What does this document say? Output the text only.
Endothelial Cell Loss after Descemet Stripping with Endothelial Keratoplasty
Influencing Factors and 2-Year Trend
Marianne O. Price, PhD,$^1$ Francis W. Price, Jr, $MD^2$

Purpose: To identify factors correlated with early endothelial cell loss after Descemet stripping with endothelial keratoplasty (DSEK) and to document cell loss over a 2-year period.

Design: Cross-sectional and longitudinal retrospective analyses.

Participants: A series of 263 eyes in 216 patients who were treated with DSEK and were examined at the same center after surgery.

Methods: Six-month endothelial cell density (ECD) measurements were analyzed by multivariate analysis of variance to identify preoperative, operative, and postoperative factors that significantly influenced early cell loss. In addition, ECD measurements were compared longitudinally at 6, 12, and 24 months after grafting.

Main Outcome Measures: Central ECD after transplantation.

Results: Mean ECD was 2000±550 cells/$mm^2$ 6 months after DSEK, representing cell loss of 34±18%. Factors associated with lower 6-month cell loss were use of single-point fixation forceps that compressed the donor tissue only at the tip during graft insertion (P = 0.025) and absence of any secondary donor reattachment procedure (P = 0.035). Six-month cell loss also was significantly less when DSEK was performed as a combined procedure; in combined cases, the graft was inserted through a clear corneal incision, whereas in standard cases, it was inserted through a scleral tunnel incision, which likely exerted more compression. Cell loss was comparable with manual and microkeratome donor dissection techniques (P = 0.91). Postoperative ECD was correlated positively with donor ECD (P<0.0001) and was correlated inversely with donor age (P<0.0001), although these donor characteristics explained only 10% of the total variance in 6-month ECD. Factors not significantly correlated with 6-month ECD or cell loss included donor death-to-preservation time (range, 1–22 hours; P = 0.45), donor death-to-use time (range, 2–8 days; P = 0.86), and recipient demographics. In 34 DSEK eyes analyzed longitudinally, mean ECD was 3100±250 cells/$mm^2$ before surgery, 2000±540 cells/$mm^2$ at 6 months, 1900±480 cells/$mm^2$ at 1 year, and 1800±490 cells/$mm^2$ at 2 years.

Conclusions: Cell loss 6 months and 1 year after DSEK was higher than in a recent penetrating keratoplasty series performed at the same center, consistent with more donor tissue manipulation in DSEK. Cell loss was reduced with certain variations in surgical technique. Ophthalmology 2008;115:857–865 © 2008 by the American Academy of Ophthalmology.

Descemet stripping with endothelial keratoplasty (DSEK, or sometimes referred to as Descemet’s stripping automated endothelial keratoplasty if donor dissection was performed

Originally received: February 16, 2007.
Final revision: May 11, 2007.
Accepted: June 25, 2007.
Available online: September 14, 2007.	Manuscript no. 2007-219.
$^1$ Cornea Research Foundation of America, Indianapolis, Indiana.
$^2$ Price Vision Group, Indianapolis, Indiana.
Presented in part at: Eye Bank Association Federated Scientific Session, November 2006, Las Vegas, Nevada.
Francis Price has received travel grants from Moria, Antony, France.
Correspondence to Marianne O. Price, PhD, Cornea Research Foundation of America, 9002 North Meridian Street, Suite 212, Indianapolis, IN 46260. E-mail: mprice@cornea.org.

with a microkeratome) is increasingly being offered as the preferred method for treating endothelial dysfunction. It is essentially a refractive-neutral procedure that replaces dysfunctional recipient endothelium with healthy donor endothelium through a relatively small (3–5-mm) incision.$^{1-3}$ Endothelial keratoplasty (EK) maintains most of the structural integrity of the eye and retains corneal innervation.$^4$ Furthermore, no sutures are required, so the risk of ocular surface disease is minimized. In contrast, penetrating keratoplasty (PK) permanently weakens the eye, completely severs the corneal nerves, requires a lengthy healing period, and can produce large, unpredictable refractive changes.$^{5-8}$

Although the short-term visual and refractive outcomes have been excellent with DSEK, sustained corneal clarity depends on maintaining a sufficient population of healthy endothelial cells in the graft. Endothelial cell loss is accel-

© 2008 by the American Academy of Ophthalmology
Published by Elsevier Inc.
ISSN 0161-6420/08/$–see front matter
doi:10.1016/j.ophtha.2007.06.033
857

+++

* EXERCISE DIRECTIONS *
Reproduce the listing above exactly, in its entirety.

* SOLUTION FOR THIS PROBLEM *
What does this document say? Output the text only.
Endothelial Cell Loss after Descemet Stripping with Endothelial Keratoplasty
Influencing Factors and 2-Year Trend
Marianne O. Price, PhD,$^1$ Francis W. Price, Jr, $MD^2$

Purpose: To identify factors correlated with early endothelial cell loss after Descemet stripping with endothelial keratoplasty (DSEK) and to document cell loss over a 2-year period.

Design: Cross-sectional and longitudinal retrospective analyses.

Participants: A series of 263 eyes in 216 patients who were treated with DSEK and were examined at the same center after surgery.

Methods: Six-month endothelial cell density (ECD) measurements were analyzed by multivariate analysis of variance to identify preoperative, operative, and postoperative factors that significantly influenced early cell loss. In addition, ECD measurements were compared longitudinally at 6, 12, and 24 months after grafting.

Main Outcome Measures: Central ECD after transplantation.

Results: Mean ECD was 2000±550 cells/$mm^2$ 6 months after DSEK, representing cell loss of 34±18%. Factors associated with lower 6-month cell loss were use of single-point fixation forceps that compressed the donor tissue only at the tip during graft insertion (P = 0.025) and absence of any secondary donor reattachment procedure (P = 0.035). Six-month cell loss also was significantly less when DSEK was performed as a combined procedure; in combined cases, the graft was inserted through a clear corneal incision, whereas in standard cases, it was inserted through a scleral tunnel incision, which likely exerted more compression. Cell loss was comparable with manual and microkeratome donor dissection techniques (P = 0.91). Postoperative ECD was correlated positively with donor ECD (P<0.0001) and was correlated inversely with donor age (P<0.0001), although these donor characteristics explained only 10% of the total variance in 6-month ECD. Factors not significantly correlated with 6-month ECD or cell loss included donor death-to-preservation time (range, 1–22 hours; P = 0.45), donor death-to-use time (range, 2–8 days; P = 0.86), and recipient demographics. In 34 DSEK eyes analyzed longitudinally, mean ECD was 3100±250 cells/$mm^2$ before surgery, 2000±540 cells/$mm^2$ at 6 months, 1900±480 cells/$mm^2$ at 1 year, and 1800±490 cells/$mm^2$ at 2 years.

Conclusions: Cell loss 6 months and 1 year after DSEK was higher than in a recent penetrating keratoplasty series performed at the same center, consistent with more donor tissue manipulation in DSEK. Cell loss was reduced with certain variations in surgical technique. Ophthalmology 2008;115:857–865 © 2008 by the American Academy of Ophthalmology.

Descemet stripping with endothelial keratoplasty (DSEK, or sometimes referred to as Descemet’s stripping automated endothelial keratoplasty if donor dissection was performed

Originally received: February 16, 2007.
Final revision: May 11, 2007.
Accepted: June 25, 2007.
Available online: September 14, 2007.	Manuscript no. 2007-219.
$^1$ Cornea Research Foundation of America, Indianapolis, Indiana.
$^2$ Price Vision Group, Indianapolis, Indiana.
Presented in part at: Eye Bank Association Federated Scientific Session, November 2006, Las Vegas, Nevada.
Francis Price has received travel grants from Moria, Antony, France.
Correspondence to Marianne O. Price, PhD, Cornea Research Foundation of America, 9002 North Meridian Street, Suite 212, Indianapolis, IN 46260. E-mail: mprice@cornea.org.

with a microkeratome) is increasingly being offered as the preferred method for treating endothelial dysfunction. It is essentially a refractive-neutral procedure that replaces dysfunctional recipient endothelium with healthy donor endothelium through a relatively small (3–5-mm) incision.$^{1-3}$ Endothelial keratoplasty (EK) maintains most of the structural integrity of the eye and retains corneal innervation.$^4$ Furthermore, no sutures are required, so the risk of ocular surface disease is minimized. In contrast, penetrating keratoplasty (PK) permanently weakens the eye, completely severs the corneal nerves, requires a lengthy healing period, and can produce large, unpredictable refractive changes.$^{5-8}$

Although the short-term visual and refractive outcomes have been excellent with DSEK, sustained corneal clarity depends on maintaining a sufficient population of healthy endothelial cells in the graft. Endothelial cell loss is accel-

© 2008 by the American Academy of Ophthalmology
Published by Elsevier Inc.
ISSN 0161-6420/08/$–see front matter
doi:10.1016/j.ophtha.2007.06.033
857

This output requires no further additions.